■ **Exercise aim**
Write the listing below out again in full, dropping its pictures.

■ **Extracted data**

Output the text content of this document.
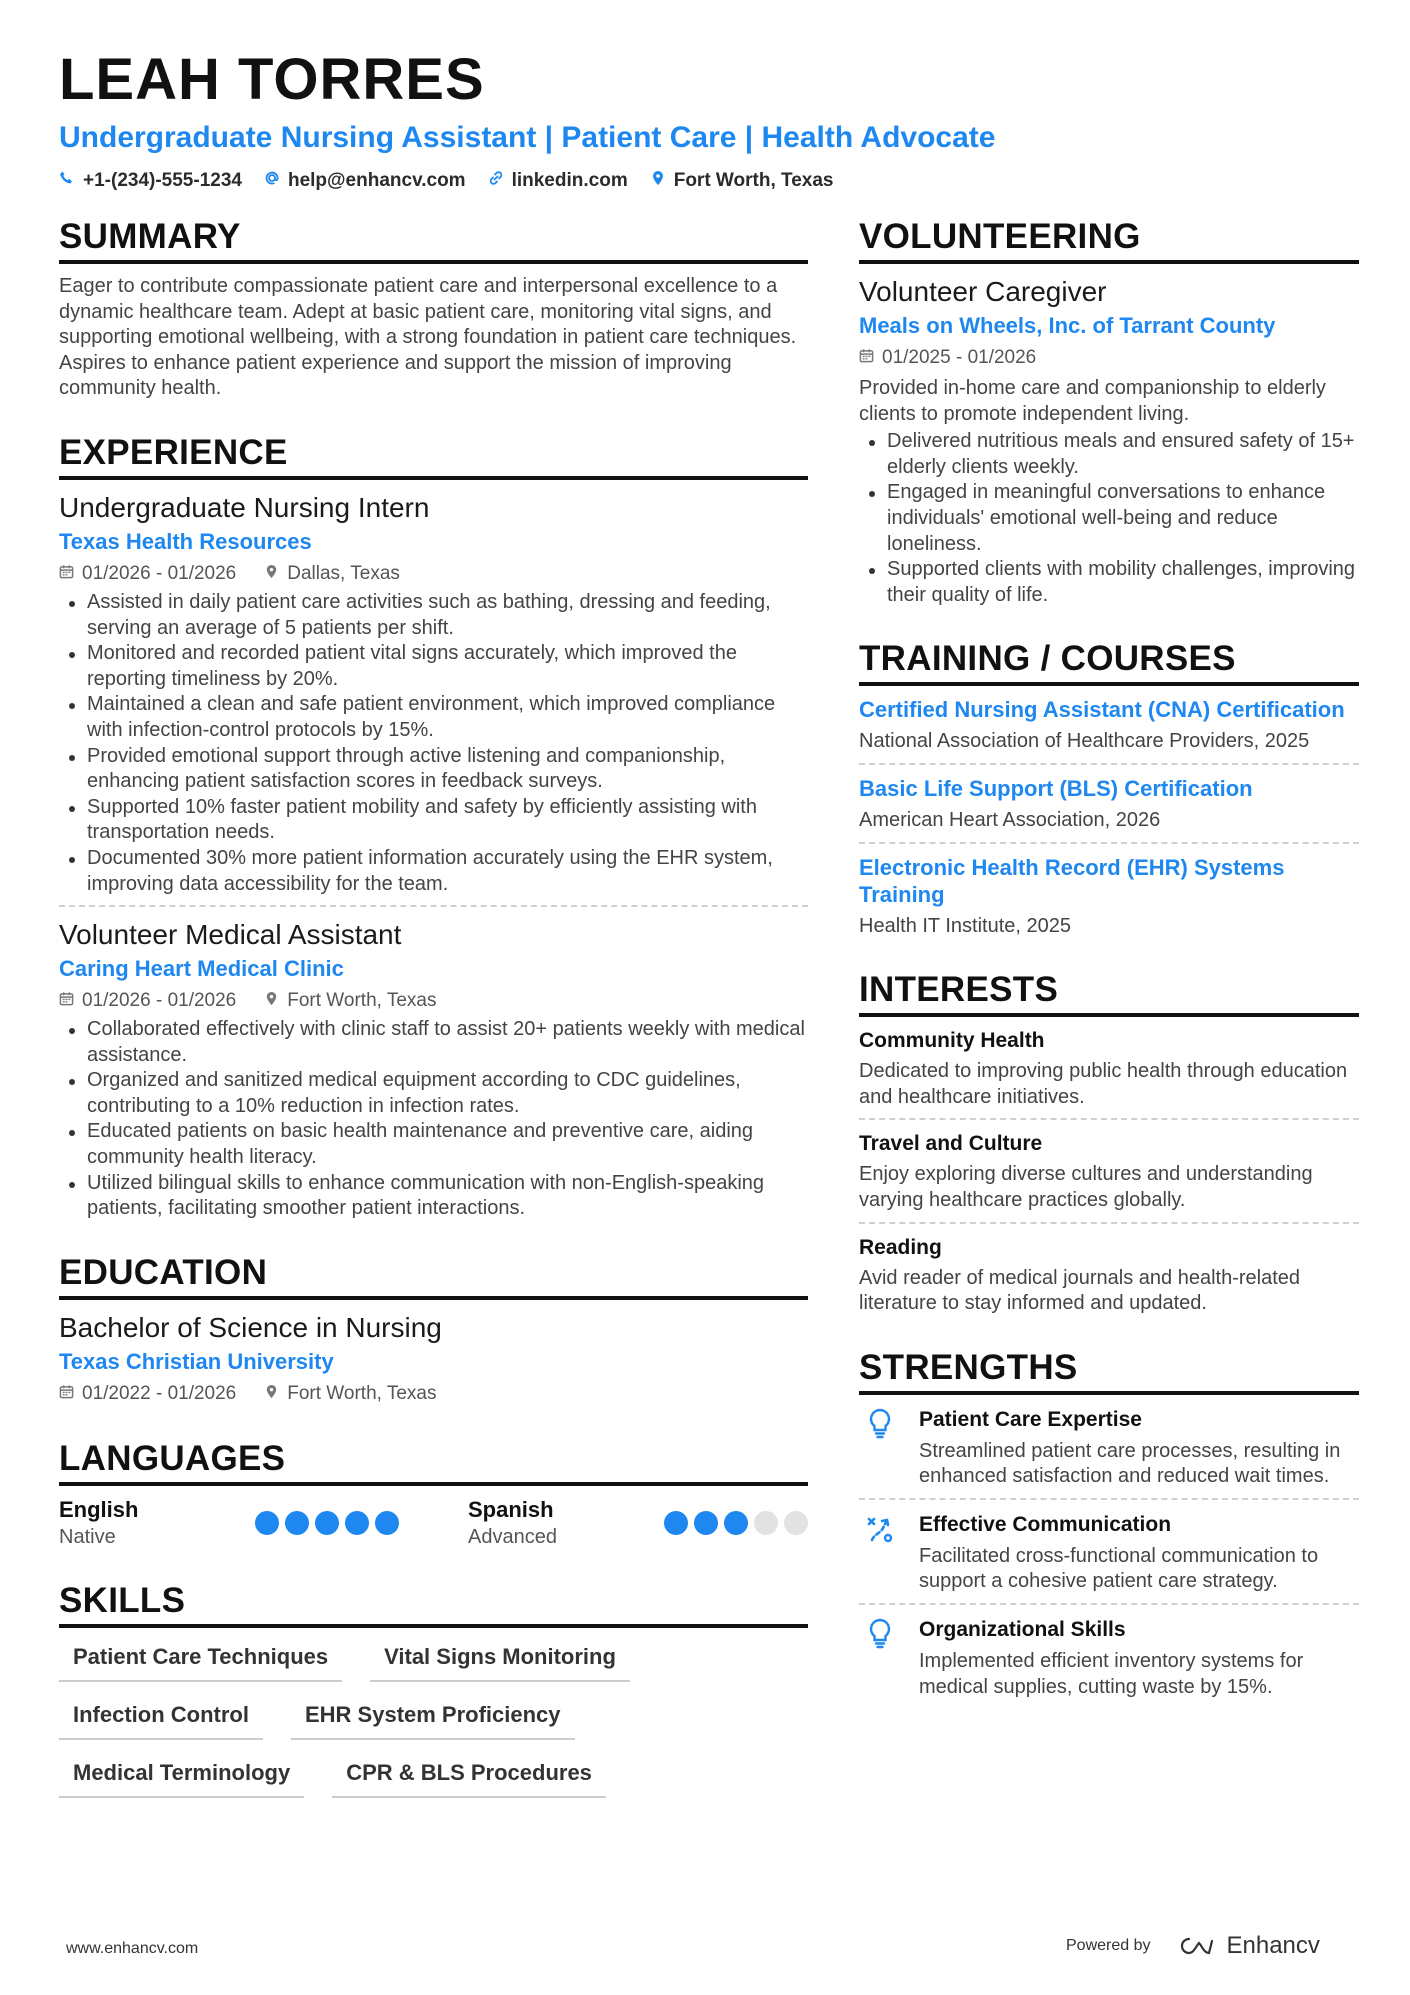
LEAH TORRES
Undergraduate Nursing Assistant | Patient Care | Health Advocate
+1-(234)-555-1234 help@enhancv.com linkedin.com Fort Worth, Texas
SUMMARY
Eager to contribute compassionate patient care and interpersonal excellence to a dynamic healthcare team. Adept at basic patient care, monitoring vital signs, and supporting emotional wellbeing, with a strong foundation in patient care techniques. Aspires to enhance patient experience and support the mission of improving community health.
EXPERIENCE
Undergraduate Nursing Intern
Texas Health Resources
01/2026 - 01/2026	Dallas, Texas
Assisted in daily patient care activities such as bathing, dressing and feeding, serving an average of 5 patients per shift.
Monitored and recorded patient vital signs accurately, which improved the reporting timeliness by 20%.
Maintained a clean and safe patient environment, which improved compliance with infection-control protocols by 15%.
Provided emotional support through active listening and companionship, enhancing patient satisfaction scores in feedback surveys.
Supported 10% faster patient mobility and safety by efficiently assisting with transportation needs.
Documented 30% more patient information accurately using the EHR system, improving data accessibility for the team.
Volunteer Medical Assistant
Caring Heart Medical Clinic
01/2026 - 01/2026	Fort Worth, Texas
Collaborated effectively with clinic staff to assist 20+ patients weekly with medical assistance.
Organized and sanitized medical equipment according to CDC guidelines, contributing to a 10% reduction in infection rates.
Educated patients on basic health maintenance and preventive care, aiding community health literacy.
Utilized bilingual skills to enhance communication with non-English-speaking patients, facilitating smoother patient interactions.
EDUCATION
Bachelor of Science in Nursing
Texas Christian University
01/2022 - 01/2026	Fort Worth, Texas
LANGUAGES
English
Native
Spanish
Advanced
SKILLS
Patient Care Techniques	Vital Signs Monitoring
Infection Control	EHR System Proficiency
Medical Terminology	CPR & BLS Procedures
VOLUNTEERING
Volunteer Caregiver
Meals on Wheels, Inc. of Tarrant County
01/2025 - 01/2026
Provided in-home care and companionship to elderly clients to promote independent living.
Delivered nutritious meals and ensured safety of 15+ elderly clients weekly.
Engaged in meaningful conversations to enhance individuals' emotional well-being and reduce loneliness.
Supported clients with mobility challenges, improving their quality of life.
TRAINING / COURSES
Certified Nursing Assistant (CNA) Certification
National Association of Healthcare Providers, 2025
Basic Life Support (BLS) Certification
American Heart Association, 2026
Electronic Health Record (EHR) Systems Training
Health IT Institute, 2025
INTERESTS
Community Health
Dedicated to improving public health through education and healthcare initiatives.
Travel and Culture
Enjoy exploring diverse cultures and understanding varying healthcare practices globally.
Reading
Avid reader of medical journals and health-related literature to stay informed and updated.
STRENGTHS
Patient Care Expertise
Streamlined patient care processes, resulting in enhanced satisfaction and reduced wait times.
Effective Communication
Facilitated cross-functional communication to support a cohesive patient care strategy.
Organizational Skills
Implemented efficient inventory systems for medical supplies, cutting waste by 15%.
www.enhancv.com	Powered by	Enhancv
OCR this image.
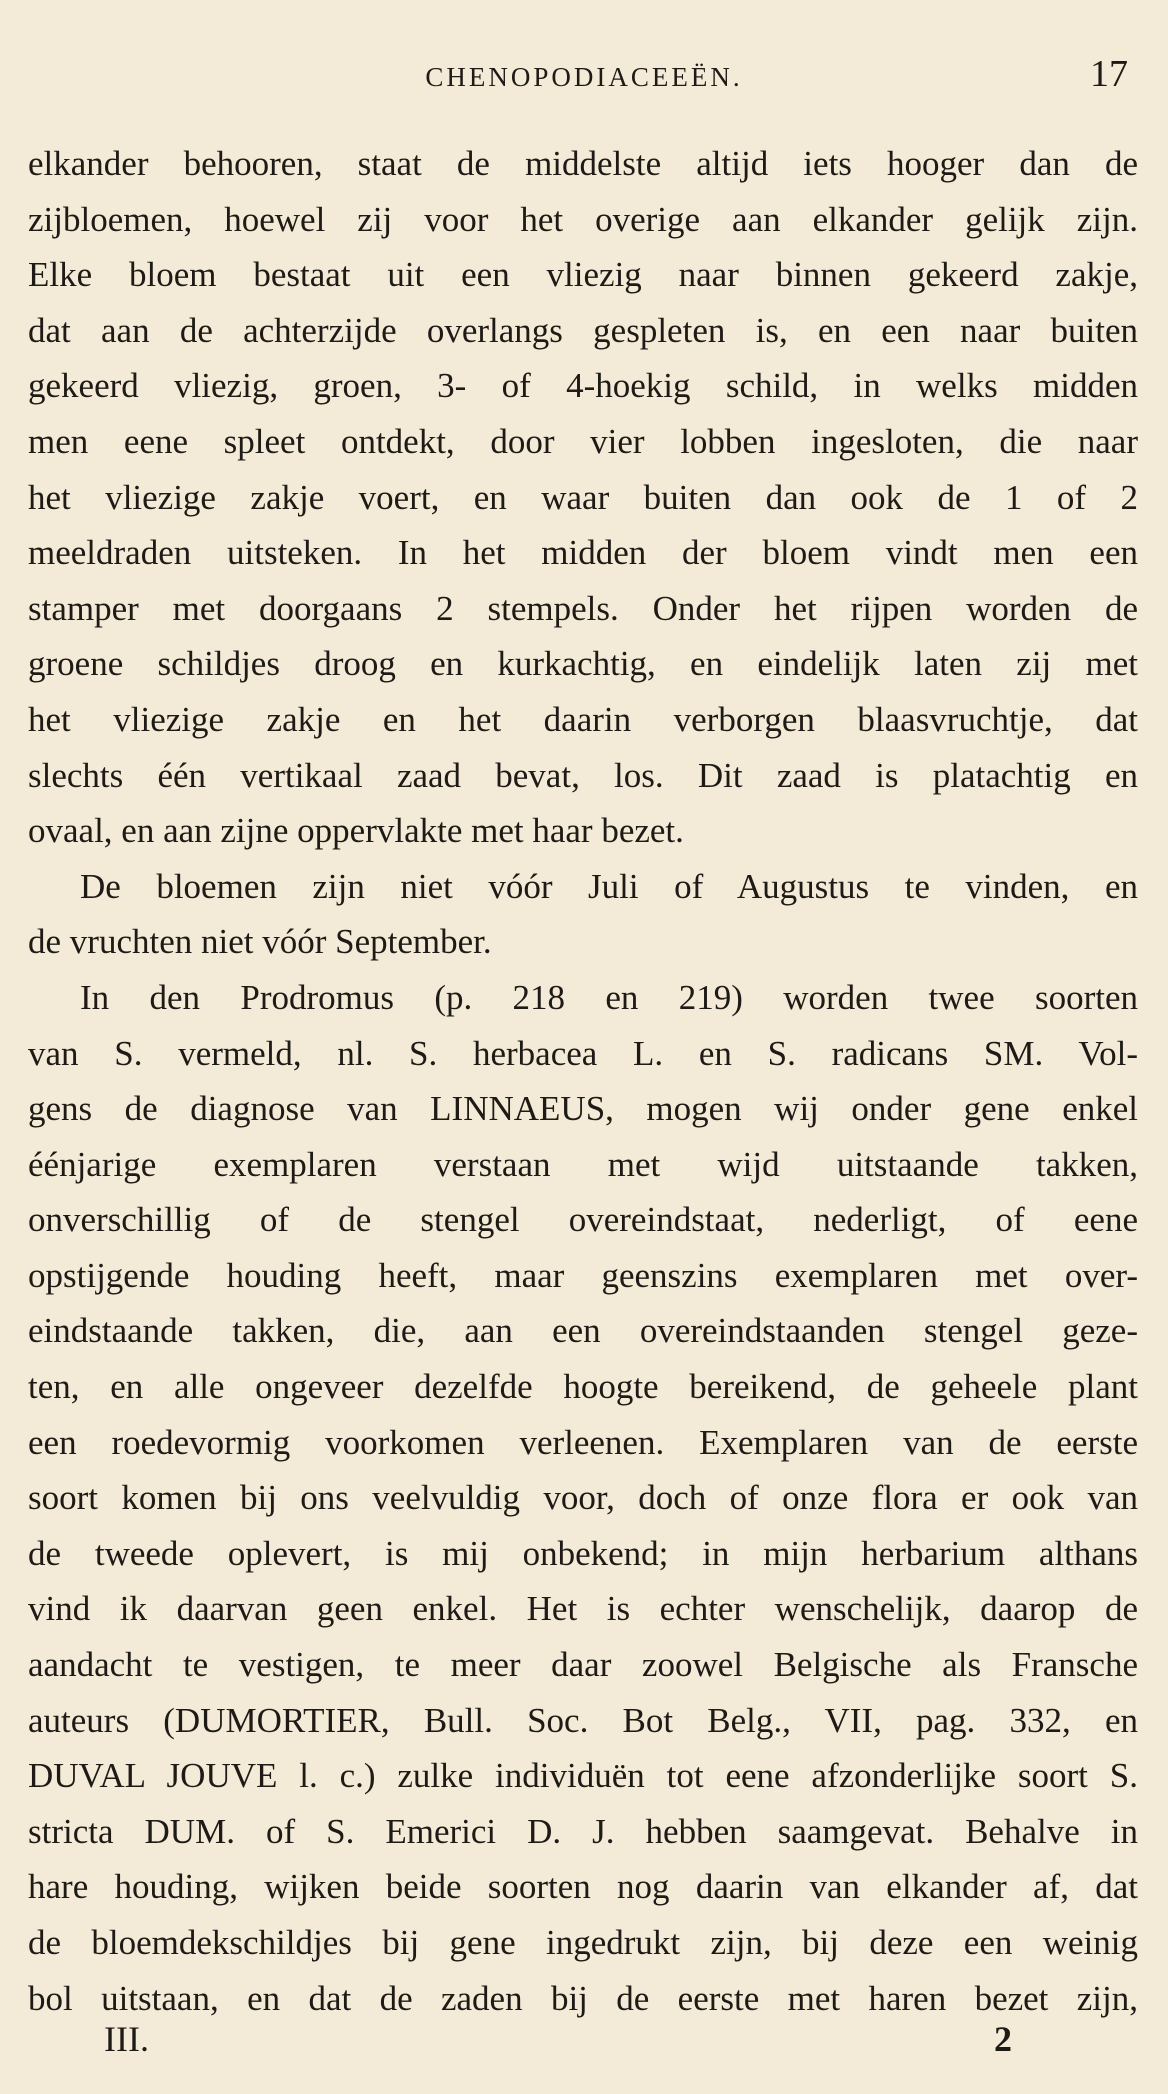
CHENOPODIACEEËN.	17
elkander behooren, staat de middelste altijd iets hooger dan de
zijbloemen, hoewel zij voor het overige aan elkander gelijk zijn.
Elke bloem bestaat uit een vliezig naar binnen gekeerd zakje,
dat aan de achterzijde overlangs gespleten is, en een naar buiten
gekeerd vliezig, groen, 3- of 4-hoekig schild, in welks midden
men eene spleet ontdekt, door vier lobben ingesloten, die naar
het vliezige zakje voert, en waar buiten dan ook de 1 of 2
meeldraden uitsteken. In het midden der bloem vindt men een
stamper met doorgaans 2 stempels. Onder het rijpen worden de
groene schildjes droog en kurkachtig, en eindelijk laten zij met
het vliezige zakje en het daarin verborgen blaasvruchtje, dat
slechts één vertikaal zaad bevat, los. Dit zaad is platachtig en
ovaal, en aan zijne oppervlakte met haar bezet.
De bloemen zijn niet vóór Juli of Augustus te vinden, en
de vruchten niet vóór September.
In den Prodromus (p. 218 en 219) worden twee soorten
van S. vermeld, nl. S. herbacea L. en S. radicans SM. Vol-
gens de diagnose van LINNAEUS, mogen wij onder gene enkel
éénjarige exemplaren verstaan met wijd uitstaande takken,
onverschillig of de stengel overeindstaat, nederligt, of eene
opstijgende houding heeft, maar geenszins exemplaren met over-
eindstaande takken, die, aan een overeindstaanden stengel geze-
ten, en alle ongeveer dezelfde hoogte bereikend, de geheele plant
een roedevormig voorkomen verleenen. Exemplaren van de eerste
soort komen bij ons veelvuldig voor, doch of onze flora er ook van
de tweede oplevert, is mij onbekend; in mijn herbarium althans
vind ik daarvan geen enkel. Het is echter wenschelijk, daarop de
aandacht te vestigen, te meer daar zoowel Belgische als Fransche
auteurs (DUMORTIER, Bull. Soc. Bot Belg., VII, pag. 332, en
DUVAL JOUVE l. c.) zulke individuën tot eene afzonderlijke soort S.
stricta DUM. of S. Emerici D. J. hebben saamgevat. Behalve in
hare houding, wijken beide soorten nog daarin van elkander af, dat
de bloemdekschildjes bij gene ingedrukt zijn, bij deze een weinig
bol uitstaan, en dat de zaden bij de eerste met haren bezet zijn,
III.	2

■ **Result of this exercise**
Output the text content of this document.
LEAH TORRES
Undergraduate Nursing Assistant | Patient Care | Health Advocate
+1-(234)-555-1234 help@enhancv.com linkedin.com Fort Worth, Texas
SUMMARY
Eager to contribute compassionate patient care and interpersonal excellence to a dynamic healthcare team. Adept at basic patient care, monitoring vital signs, and supporting emotional wellbeing, with a strong foundation in patient care techniques. Aspires to enhance patient experience and support the mission of improving community health.
EXPERIENCE
Undergraduate Nursing Intern
Texas Health Resources
01/2026 - 01/2026	Dallas, Texas
Assisted in daily patient care activities such as bathing, dressing and feeding, serving an average of 5 patients per shift.
Monitored and recorded patient vital signs accurately, which improved the reporting timeliness by 20%.
Maintained a clean and safe patient environment, which improved compliance with infection-control protocols by 15%.
Provided emotional support through active listening and companionship, enhancing patient satisfaction scores in feedback surveys.
Supported 10% faster patient mobility and safety by efficiently assisting with transportation needs.
Documented 30% more patient information accurately using the EHR system, improving data accessibility for the team.
Volunteer Medical Assistant
Caring Heart Medical Clinic
01/2026 - 01/2026	Fort Worth, Texas
Collaborated effectively with clinic staff to assist 20+ patients weekly with medical assistance.
Organized and sanitized medical equipment according to CDC guidelines, contributing to a 10% reduction in infection rates.
Educated patients on basic health maintenance and preventive care, aiding community health literacy.
Utilized bilingual skills to enhance communication with non-English-speaking patients, facilitating smoother patient interactions.
EDUCATION
Bachelor of Science in Nursing
Texas Christian University
01/2022 - 01/2026	Fort Worth, Texas
LANGUAGES
English
Native
Spanish
Advanced
SKILLS
Patient Care Techniques	Vital Signs Monitoring
Infection Control	EHR System Proficiency
Medical Terminology	CPR & BLS Procedures
VOLUNTEERING
Volunteer Caregiver
Meals on Wheels, Inc. of Tarrant County
01/2025 - 01/2026
Provided in-home care and companionship to elderly clients to promote independent living.
Delivered nutritious meals and ensured safety of 15+ elderly clients weekly.
Engaged in meaningful conversations to enhance individuals' emotional well-being and reduce loneliness.
Supported clients with mobility challenges, improving their quality of life.
TRAINING / COURSES
Certified Nursing Assistant (CNA) Certification
National Association of Healthcare Providers, 2025
Basic Life Support (BLS) Certification
American Heart Association, 2026
Electronic Health Record (EHR) Systems Training
Health IT Institute, 2025
INTERESTS
Community Health
Dedicated to improving public health through education and healthcare initiatives.
Travel and Culture
Enjoy exploring diverse cultures and understanding varying healthcare practices globally.
Reading
Avid reader of medical journals and health-related literature to stay informed and updated.
STRENGTHS
Patient Care Expertise
Streamlined patient care processes, resulting in enhanced satisfaction and reduced wait times.
Effective Communication
Facilitated cross-functional communication to support a cohesive patient care strategy.
Organizational Skills
Implemented efficient inventory systems for medical supplies, cutting waste by 15%.
www.enhancv.com	Powered by	Enhancv
OCR this image.
CHENOPODIACEEËN.	17
elkander behooren, staat de middelste altijd iets hooger dan de
zijbloemen, hoewel zij voor het overige aan elkander gelijk zijn.
Elke bloem bestaat uit een vliezig naar binnen gekeerd zakje,
dat aan de achterzijde overlangs gespleten is, en een naar buiten
gekeerd vliezig, groen, 3- of 4-hoekig schild, in welks midden
men eene spleet ontdekt, door vier lobben ingesloten, die naar
het vliezige zakje voert, en waar buiten dan ook de 1 of 2
meeldraden uitsteken. In het midden der bloem vindt men een
stamper met doorgaans 2 stempels. Onder het rijpen worden de
groene schildjes droog en kurkachtig, en eindelijk laten zij met
het vliezige zakje en het daarin verborgen blaasvruchtje, dat
slechts één vertikaal zaad bevat, los. Dit zaad is platachtig en
ovaal, en aan zijne oppervlakte met haar bezet.
De bloemen zijn niet vóór Juli of Augustus te vinden, en
de vruchten niet vóór September.
In den Prodromus (p. 218 en 219) worden twee soorten
van S. vermeld, nl. S. herbacea L. en S. radicans SM. Vol-
gens de diagnose van LINNAEUS, mogen wij onder gene enkel
éénjarige exemplaren verstaan met wijd uitstaande takken,
onverschillig of de stengel overeindstaat, nederligt, of eene
opstijgende houding heeft, maar geenszins exemplaren met over-
eindstaande takken, die, aan een overeindstaanden stengel geze-
ten, en alle ongeveer dezelfde hoogte bereikend, de geheele plant
een roedevormig voorkomen verleenen. Exemplaren van de eerste
soort komen bij ons veelvuldig voor, doch of onze flora er ook van
de tweede oplevert, is mij onbekend; in mijn herbarium althans
vind ik daarvan geen enkel. Het is echter wenschelijk, daarop de
aandacht te vestigen, te meer daar zoowel Belgische als Fransche
auteurs (DUMORTIER, Bull. Soc. Bot Belg., VII, pag. 332, en
DUVAL JOUVE l. c.) zulke individuën tot eene afzonderlijke soort S.
stricta DUM. of S. Emerici D. J. hebben saamgevat. Behalve in
hare houding, wijken beide soorten nog daarin van elkander af, dat
de bloemdekschildjes bij gene ingedrukt zijn, bij deze een weinig
bol uitstaan, en dat de zaden bij de eerste met haren bezet zijn,
III.	2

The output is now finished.